What to produce: Repeat the listing in full, exactly as it stands.

====== Dataset content ======

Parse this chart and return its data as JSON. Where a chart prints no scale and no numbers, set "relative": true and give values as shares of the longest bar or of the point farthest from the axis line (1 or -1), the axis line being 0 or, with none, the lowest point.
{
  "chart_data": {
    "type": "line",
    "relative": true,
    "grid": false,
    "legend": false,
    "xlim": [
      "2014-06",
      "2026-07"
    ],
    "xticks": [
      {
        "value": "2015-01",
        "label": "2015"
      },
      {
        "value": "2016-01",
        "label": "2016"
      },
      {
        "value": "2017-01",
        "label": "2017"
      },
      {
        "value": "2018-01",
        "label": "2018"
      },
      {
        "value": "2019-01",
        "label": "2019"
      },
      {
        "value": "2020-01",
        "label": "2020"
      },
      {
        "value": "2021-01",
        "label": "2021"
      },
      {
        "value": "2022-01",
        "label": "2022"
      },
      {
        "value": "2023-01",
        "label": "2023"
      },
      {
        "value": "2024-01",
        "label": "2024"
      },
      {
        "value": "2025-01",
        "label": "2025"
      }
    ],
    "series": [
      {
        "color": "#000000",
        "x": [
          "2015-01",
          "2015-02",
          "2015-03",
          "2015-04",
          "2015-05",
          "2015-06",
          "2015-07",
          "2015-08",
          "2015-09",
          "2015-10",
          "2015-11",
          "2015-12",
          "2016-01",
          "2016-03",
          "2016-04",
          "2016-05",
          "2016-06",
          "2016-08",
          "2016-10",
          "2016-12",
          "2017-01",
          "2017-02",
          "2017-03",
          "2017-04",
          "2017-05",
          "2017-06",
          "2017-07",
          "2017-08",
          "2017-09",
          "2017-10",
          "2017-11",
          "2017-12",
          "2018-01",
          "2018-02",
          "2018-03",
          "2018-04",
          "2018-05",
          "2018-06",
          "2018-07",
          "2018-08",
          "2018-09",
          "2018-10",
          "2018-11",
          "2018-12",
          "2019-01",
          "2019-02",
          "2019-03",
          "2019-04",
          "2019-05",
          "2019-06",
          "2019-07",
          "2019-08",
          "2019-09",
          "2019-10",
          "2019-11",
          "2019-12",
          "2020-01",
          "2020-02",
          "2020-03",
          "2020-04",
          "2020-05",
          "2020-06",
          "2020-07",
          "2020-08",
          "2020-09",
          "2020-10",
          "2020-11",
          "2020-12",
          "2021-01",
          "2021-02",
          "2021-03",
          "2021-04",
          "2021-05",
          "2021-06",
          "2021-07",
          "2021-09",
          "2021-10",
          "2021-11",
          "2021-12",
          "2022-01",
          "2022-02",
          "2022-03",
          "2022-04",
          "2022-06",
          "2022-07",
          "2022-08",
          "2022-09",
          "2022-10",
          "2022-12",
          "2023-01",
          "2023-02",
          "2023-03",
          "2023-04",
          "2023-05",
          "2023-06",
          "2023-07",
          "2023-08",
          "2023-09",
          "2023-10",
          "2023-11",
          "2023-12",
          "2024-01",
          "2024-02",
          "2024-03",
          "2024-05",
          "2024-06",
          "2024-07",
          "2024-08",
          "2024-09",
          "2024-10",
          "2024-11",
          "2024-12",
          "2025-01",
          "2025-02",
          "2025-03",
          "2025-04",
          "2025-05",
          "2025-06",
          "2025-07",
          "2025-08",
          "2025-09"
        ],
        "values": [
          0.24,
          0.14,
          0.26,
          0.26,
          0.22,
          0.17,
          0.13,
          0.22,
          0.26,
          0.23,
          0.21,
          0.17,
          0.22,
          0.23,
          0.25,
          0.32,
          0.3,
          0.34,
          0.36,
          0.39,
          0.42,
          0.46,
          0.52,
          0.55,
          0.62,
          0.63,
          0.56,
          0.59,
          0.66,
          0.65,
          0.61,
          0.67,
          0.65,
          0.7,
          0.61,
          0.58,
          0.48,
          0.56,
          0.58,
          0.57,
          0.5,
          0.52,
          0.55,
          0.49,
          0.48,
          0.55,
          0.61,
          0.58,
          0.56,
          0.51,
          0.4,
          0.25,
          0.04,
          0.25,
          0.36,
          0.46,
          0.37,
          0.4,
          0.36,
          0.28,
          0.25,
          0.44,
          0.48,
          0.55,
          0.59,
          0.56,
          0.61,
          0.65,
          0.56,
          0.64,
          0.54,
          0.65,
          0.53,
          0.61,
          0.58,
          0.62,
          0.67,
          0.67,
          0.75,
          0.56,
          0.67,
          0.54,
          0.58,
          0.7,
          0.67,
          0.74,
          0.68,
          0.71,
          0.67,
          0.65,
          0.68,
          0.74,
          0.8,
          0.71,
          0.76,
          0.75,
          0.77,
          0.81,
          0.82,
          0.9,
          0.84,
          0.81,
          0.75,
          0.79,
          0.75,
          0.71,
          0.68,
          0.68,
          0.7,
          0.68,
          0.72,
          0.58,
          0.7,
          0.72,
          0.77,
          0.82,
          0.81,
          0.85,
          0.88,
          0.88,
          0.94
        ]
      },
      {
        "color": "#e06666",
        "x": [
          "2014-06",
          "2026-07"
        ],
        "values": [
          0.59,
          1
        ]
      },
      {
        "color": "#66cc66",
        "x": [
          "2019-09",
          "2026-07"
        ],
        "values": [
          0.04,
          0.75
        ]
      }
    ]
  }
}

======

Solution for this problem:
Parse this chart and return its data as JSON. Where a chart prints no scale and no numbers, set "relative": true and give values as shares of the longest bar or of the point farthest from the axis line (1 or -1), the axis line being 0 or, with none, the lowest point.
{
  "chart_data": {
    "type": "line",
    "relative": true,
    "grid": false,
    "legend": false,
    "xlim": [
      "2014-06",
      "2026-07"
    ],
    "xticks": [
      {
        "value": "2015-01",
        "label": "2015"
      },
      {
        "value": "2016-01",
        "label": "2016"
      },
      {
        "value": "2017-01",
        "label": "2017"
      },
      {
        "value": "2018-01",
        "label": "2018"
      },
      {
        "value": "2019-01",
        "label": "2019"
      },
      {
        "value": "2020-01",
        "label": "2020"
      },
      {
        "value": "2021-01",
        "label": "2021"
      },
      {
        "value": "2022-01",
        "label": "2022"
      },
      {
        "value": "2023-01",
        "label": "2023"
      },
      {
        "value": "2024-01",
        "label": "2024"
      },
      {
        "value": "2025-01",
        "label": "2025"
      }
    ],
    "series": [
      {
        "color": "#000000",
        "x": [
          "2015-01",
          "2015-02",
          "2015-03",
          "2015-04",
          "2015-05",
          "2015-06",
          "2015-07",
          "2015-08",
          "2015-09",
          "2015-10",
          "2015-11",
          "2015-12",
          "2016-01",
          "2016-03",
          "2016-04",
          "2016-05",
          "2016-06",
          "2016-08",
          "2016-10",
          "2016-12",
          "2017-01",
          "2017-02",
          "2017-03",
          "2017-04",
          "2017-05",
          "2017-06",
          "2017-07",
          "2017-08",
          "2017-09",
          "2017-10",
          "2017-11",
          "2017-12",
          "2018-01",
          "2018-02",
          "2018-03",
          "2018-04",
          "2018-05",
          "2018-06",
          "2018-07",
          "2018-08",
          "2018-09",
          "2018-10",
          "2018-11",
          "2018-12",
          "2019-01",
          "2019-02",
          "2019-03",
          "2019-04",
          "2019-05",
          "2019-06",
          "2019-07",
          "2019-08",
          "2019-09",
          "2019-10",
          "2019-11",
          "2019-12",
          "2020-01",
          "2020-02",
          "2020-03",
          "2020-04",
          "2020-05",
          "2020-06",
          "2020-07",
          "2020-08",
          "2020-09",
          "2020-10",
          "2020-11",
          "2020-12",
          "2021-01",
          "2021-02",
          "2021-03",
          "2021-04",
          "2021-05",
          "2021-06",
          "2021-07",
          "2021-09",
          "2021-10",
          "2021-11",
          "2021-12",
          "2022-01",
          "2022-02",
          "2022-03",
          "2022-04",
          "2022-06",
          "2022-07",
          "2022-08",
          "2022-09",
          "2022-10",
          "2022-12",
          "2023-01",
          "2023-02",
          "2023-03",
          "2023-04",
          "2023-05",
          "2023-06",
          "2023-07",
          "2023-08",
          "2023-09",
          "2023-10",
          "2023-11",
          "2023-12",
          "2024-01",
          "2024-02",
          "2024-03",
          "2024-05",
          "2024-06",
          "2024-07",
          "2024-08",
          "2024-09",
          "2024-10",
          "2024-11",
          "2024-12",
          "2025-01",
          "2025-02",
          "2025-03",
          "2025-04",
          "2025-05",
          "2025-06",
          "2025-07",
          "2025-08",
          "2025-09"
        ],
        "values": [
          0.24,
          0.14,
          0.26,
          0.26,
          0.22,
          0.17,
          0.13,
          0.22,
          0.26,
          0.23,
          0.21,
          0.17,
          0.22,
          0.23,
          0.25,
          0.32,
          0.3,
          0.34,
          0.36,
          0.39,
          0.42,
          0.46,
          0.52,
          0.55,
          0.62,
          0.63,
          0.56,
          0.59,
          0.66,
          0.65,
          0.61,
          0.67,
          0.65,
          0.7,
          0.61,
          0.58,
          0.48,
          0.56,
          0.58,
          0.57,
          0.5,
          0.52,
          0.55,
          0.49,
          0.48,
          0.55,
          0.61,
          0.58,
          0.56,
          0.51,
          0.4,
          0.25,
          0.04,
          0.25,
          0.36,
          0.46,
          0.37,
          0.4,
          0.36,
          0.28,
          0.25,
          0.44,
          0.48,
          0.55,
          0.59,
          0.56,
          0.61,
          0.65,
          0.56,
          0.64,
          0.54,
          0.65,
          0.53,
          0.61,
          0.58,
          0.62,
          0.67,
          0.67,
          0.75,
          0.56,
          0.67,
          0.54,
          0.58,
          0.7,
          0.67,
          0.74,
          0.68,
          0.71,
          0.67,
          0.65,
          0.68,
          0.74,
          0.8,
          0.71,
          0.76,
          0.75,
          0.77,
          0.81,
          0.82,
          0.9,
          0.84,
          0.81,
          0.75,
          0.79,
          0.75,
          0.71,
          0.68,
          0.68,
          0.7,
          0.68,
          0.72,
          0.58,
          0.7,
          0.72,
          0.77,
          0.82,
          0.81,
          0.85,
          0.88,
          0.88,
          0.94
        ]
      },
      {
        "color": "#e06666",
        "x": [
          "2014-06",
          "2026-07"
        ],
        "values": [
          0.59,
          1
        ]
      },
      {
        "color": "#66cc66",
        "x": [
          "2019-09",
          "2026-07"
        ],
        "values": [
          0.04,
          0.75
        ]
      }
    ]
  }
}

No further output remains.